### Text under study
┌──

Clemens then began wailing on Vangelo after he pushed him away from the girl — hitting the off-duty officer in the head and neck, causing his ear to bleed, police said.

Surrounding fans jumped in to help subdue Clemens before he was arrested.

"He was still vomiting on the other fans that were holding him down," Vangelo said.


First off, what a sick bastard. Secondly, I hope it was the dad that got in a punch and caused that black-eye above. Let's put this guy in the category of "hopefully he never reproduces so we dont have to deal with D-bags like him ever again."

And with that said, I'm never going to any Philadelphia sporting event. Which is easy to say since I'm in Spokane.

March 3, 2009

Chuck E. Cheese assulted


Brandon has made it clear that there are not many things in the world that he dislikes more than sports parents. About the only thing that tops them are Griz fans. But that's for another post.

For this one, it's all about the parents.

Take the 34-year-old dad in a New Bedford, Massachusetts Chuck E. Cheese. The dad was fined $500 for assaulting the giant mouse. He thought Chuck had pinned his son against a videogame and picked him up by the arms.

└──

### What to work on
1. Translate this sentence from the blog post on unruly sports fans and parents into Spanish: "Surrounding fans jumped in to help subdue Clemens before he was arrested."
2. Reproduce the stretch of the blog post on unruly sports fans and parents from "March 3, 2009" through "by the arms.".
3. Carry on the blog post on unruly sports fans and parents from the point where it stops.

### Excerpted data
┌──

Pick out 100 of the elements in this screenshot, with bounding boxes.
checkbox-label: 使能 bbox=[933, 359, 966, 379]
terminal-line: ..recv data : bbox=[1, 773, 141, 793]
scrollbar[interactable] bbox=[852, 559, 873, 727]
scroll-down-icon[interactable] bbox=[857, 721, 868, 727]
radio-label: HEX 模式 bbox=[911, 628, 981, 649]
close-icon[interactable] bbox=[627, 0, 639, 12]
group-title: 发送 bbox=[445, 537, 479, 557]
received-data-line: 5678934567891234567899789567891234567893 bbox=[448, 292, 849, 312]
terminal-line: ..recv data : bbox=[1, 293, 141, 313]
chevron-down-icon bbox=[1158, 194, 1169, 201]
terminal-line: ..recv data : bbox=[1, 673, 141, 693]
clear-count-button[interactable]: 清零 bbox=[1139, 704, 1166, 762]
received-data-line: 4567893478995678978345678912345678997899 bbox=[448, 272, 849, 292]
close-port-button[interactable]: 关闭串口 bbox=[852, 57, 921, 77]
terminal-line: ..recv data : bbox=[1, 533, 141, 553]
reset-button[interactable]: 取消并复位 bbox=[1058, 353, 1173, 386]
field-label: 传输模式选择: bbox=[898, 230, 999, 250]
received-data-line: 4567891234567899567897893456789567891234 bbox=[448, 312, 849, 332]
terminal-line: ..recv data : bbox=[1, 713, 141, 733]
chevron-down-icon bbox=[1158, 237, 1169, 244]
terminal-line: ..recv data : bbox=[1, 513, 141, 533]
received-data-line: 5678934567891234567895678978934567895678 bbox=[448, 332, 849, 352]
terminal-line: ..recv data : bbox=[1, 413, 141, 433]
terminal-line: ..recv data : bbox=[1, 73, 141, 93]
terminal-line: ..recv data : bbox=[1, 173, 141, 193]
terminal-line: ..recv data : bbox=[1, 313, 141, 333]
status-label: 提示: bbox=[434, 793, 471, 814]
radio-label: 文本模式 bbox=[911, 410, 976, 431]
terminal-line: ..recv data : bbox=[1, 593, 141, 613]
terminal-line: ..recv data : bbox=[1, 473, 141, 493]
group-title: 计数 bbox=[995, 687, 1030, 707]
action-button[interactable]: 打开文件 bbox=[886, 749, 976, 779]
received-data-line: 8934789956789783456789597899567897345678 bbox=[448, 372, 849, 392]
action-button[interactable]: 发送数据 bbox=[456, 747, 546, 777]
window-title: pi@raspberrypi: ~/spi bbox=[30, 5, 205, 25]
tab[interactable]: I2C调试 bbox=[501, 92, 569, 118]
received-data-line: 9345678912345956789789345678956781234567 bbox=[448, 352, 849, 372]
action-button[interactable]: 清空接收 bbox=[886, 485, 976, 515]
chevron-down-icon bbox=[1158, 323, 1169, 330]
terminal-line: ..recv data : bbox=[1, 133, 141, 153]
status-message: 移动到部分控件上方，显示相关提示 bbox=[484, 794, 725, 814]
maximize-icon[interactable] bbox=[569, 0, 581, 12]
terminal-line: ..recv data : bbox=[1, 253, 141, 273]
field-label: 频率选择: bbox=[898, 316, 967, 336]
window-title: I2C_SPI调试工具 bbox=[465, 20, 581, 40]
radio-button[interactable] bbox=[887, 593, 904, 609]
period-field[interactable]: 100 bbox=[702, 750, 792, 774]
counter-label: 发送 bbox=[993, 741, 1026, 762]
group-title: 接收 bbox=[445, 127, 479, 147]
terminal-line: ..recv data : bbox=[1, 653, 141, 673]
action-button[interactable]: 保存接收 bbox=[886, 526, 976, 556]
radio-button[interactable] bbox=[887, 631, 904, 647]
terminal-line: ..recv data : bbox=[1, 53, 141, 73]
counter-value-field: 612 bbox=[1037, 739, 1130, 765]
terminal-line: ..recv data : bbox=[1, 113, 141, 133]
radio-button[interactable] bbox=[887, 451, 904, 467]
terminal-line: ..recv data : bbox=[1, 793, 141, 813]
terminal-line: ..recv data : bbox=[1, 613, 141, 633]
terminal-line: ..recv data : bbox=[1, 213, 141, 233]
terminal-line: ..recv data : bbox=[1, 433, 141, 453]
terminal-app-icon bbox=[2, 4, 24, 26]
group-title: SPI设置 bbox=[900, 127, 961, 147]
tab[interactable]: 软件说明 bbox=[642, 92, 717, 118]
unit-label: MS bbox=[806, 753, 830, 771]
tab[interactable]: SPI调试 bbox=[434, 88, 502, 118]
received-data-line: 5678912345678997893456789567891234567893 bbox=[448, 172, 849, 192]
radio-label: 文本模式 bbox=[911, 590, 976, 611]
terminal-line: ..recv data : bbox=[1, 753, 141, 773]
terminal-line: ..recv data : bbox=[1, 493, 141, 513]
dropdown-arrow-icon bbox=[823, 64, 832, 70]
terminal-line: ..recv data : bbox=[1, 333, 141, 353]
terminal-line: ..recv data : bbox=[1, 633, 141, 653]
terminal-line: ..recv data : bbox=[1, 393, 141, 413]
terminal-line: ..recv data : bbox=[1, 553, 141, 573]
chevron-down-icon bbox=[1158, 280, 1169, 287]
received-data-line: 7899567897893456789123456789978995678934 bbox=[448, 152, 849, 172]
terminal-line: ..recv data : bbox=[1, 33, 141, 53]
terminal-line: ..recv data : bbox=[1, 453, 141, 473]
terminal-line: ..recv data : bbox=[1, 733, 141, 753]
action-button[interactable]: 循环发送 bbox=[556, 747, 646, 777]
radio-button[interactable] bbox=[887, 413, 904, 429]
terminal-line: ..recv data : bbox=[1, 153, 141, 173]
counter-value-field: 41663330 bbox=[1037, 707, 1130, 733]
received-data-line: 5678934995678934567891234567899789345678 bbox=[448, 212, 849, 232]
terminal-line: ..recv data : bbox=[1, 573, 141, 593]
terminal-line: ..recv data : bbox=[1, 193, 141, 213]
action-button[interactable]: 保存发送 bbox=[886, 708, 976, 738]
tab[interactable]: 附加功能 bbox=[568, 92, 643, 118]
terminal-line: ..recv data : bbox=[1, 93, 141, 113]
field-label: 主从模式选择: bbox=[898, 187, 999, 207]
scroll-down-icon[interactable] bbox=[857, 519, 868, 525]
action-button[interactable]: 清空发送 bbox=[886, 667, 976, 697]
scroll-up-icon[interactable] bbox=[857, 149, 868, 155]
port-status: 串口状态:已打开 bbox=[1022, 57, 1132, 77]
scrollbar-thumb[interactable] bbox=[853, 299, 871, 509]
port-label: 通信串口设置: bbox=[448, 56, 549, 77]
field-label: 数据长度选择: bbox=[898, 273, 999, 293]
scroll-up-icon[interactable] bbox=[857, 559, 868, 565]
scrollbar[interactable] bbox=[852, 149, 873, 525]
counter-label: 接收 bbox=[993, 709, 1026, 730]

└──

### Your written answers
1. Los aficionados que estaban alrededor intervinieron para ayudar a someter a Clemens antes de que lo arrestaran.

2.
March 3, 2009

Chuck E. Cheese assulted


Brandon has made it clear that there are not many things in the world that he dislikes more than sports parents. About the only thing that tops them are Griz fans. But that's for another post.

For this one, it's all about the parents.

Take the 34-year-old dad in a New Bedford, Massachusetts Chuck E. Cheese. The dad was fined $500 for assaulting the giant mouse. He thought Chuck had pinned his son against a videogame and picked him up by the arms.

3.
Needless to say witness reports said that didn't happen and the dad was fined. But that only happened AFTER he took the mascots head off and then yelled his own off. The worst part, the family was there to celebrate their 11-year-old sons birthday.

Here's how I think the thing went down:

Chuck: "Hi kids. Who wants some pizza and free tokens?"
Kids hyped up on sugar: "We do! We do! We do! We do! We do! We do! We do! We do!"
Chuck: "Well here you go kids!" (as he throws tokens into the air. Some of which land under the pinball machine)
Son: "Aww, my tokens went under the pinball machine and I can't reach it."
Chuck: "Here, let me help you." (reaching under the machine for the tokens)
Dad: "Hey mouse! Did you steal my kids tokens?"
Chuck: "Well no sir. I was helping him get them."
Dad: "My son is the best pinball player his age. I bet you don't like that."
Chuck: "No sir. I was just helping him."
Dad: (face turning red now) "He don't need no help! Especially from a giant mouse."
Chuck: "Sorry sir." (as he goes to leave)
Dad: "Don't walk away mouse!" (Charging Chuck)
Chuck: "AAAAAAAAAAAAHHHHHHHH!" (trying to run away)
Dad: "Come here you!" (rips off Chuck's head)
19-year-old kid in Chuck body without a head: "AAAAAAAAAAAAAHHHHHHHHHHH!" (still running away. now crying)
Dad: "That will teach that mouse to mess with my son. The future in pinball greatness."
Son: "Dad, thanks for ruining my birthday."
Dad: "I only want you to be the best. Someday you'll thank me."

Now I know this probably isn't how it went down. But never the less, poor poor headless mascot Chuck E. Cheese.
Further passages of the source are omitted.